> TASK:
Extract all of the data and reproduce it precisely.

Data records
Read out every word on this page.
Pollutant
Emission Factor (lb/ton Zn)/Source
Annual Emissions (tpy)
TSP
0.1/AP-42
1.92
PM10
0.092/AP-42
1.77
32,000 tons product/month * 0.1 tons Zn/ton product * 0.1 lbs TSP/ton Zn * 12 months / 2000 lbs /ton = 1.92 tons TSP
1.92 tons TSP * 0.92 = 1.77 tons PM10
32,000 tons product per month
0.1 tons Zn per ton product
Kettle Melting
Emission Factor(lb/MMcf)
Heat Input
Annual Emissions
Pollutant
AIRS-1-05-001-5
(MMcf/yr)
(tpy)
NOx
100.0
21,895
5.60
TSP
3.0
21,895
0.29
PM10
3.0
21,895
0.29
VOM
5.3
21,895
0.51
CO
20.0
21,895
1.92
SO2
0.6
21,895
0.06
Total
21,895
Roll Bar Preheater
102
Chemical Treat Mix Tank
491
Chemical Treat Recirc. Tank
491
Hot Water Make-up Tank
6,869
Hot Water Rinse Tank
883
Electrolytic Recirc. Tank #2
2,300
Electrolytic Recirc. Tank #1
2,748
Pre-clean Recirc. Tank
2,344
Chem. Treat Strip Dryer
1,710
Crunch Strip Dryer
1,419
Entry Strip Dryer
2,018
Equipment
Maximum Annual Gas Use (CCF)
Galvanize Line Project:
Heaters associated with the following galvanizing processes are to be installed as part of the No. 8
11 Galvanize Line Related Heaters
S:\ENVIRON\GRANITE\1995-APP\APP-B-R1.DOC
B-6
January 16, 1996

> SOLUTION TO THIS EXERCISE:
Read out every word on this page.
Pollutant
Emission Factor (lb/ton Zn)/Source
Annual Emissions (tpy)
TSP
0.1/AP-42
1.92
PM10
0.092/AP-42
1.77
32,000 tons product/month * 0.1 tons Zn/ton product * 0.1 lbs TSP/ton Zn * 12 months / 2000 lbs /ton = 1.92 tons TSP
1.92 tons TSP * 0.92 = 1.77 tons PM10
32,000 tons product per month
0.1 tons Zn per ton product
Kettle Melting
Emission Factor(lb/MMcf)
Heat Input
Annual Emissions
Pollutant
AIRS-1-05-001-5
(MMcf/yr)
(tpy)
NOx
100.0
21,895
5.60
TSP
3.0
21,895
0.29
PM10
3.0
21,895
0.29
VOM
5.3
21,895
0.51
CO
20.0
21,895
1.92
SO2
0.6
21,895
0.06
Total
21,895
Roll Bar Preheater
102
Chemical Treat Mix Tank
491
Chemical Treat Recirc. Tank
491
Hot Water Make-up Tank
6,869
Hot Water Rinse Tank
883
Electrolytic Recirc. Tank #2
2,300
Electrolytic Recirc. Tank #1
2,748
Pre-clean Recirc. Tank
2,344
Chem. Treat Strip Dryer
1,710
Crunch Strip Dryer
1,419
Entry Strip Dryer
2,018
Equipment
Maximum Annual Gas Use (CCF)
Galvanize Line Project:
Heaters associated with the following galvanizing processes are to be installed as part of the No. 8
11 Galvanize Line Related Heaters
S:\ENVIRON\GRANITE\1995-APP\APP-B-R1.DOC
B-6
January 16, 1996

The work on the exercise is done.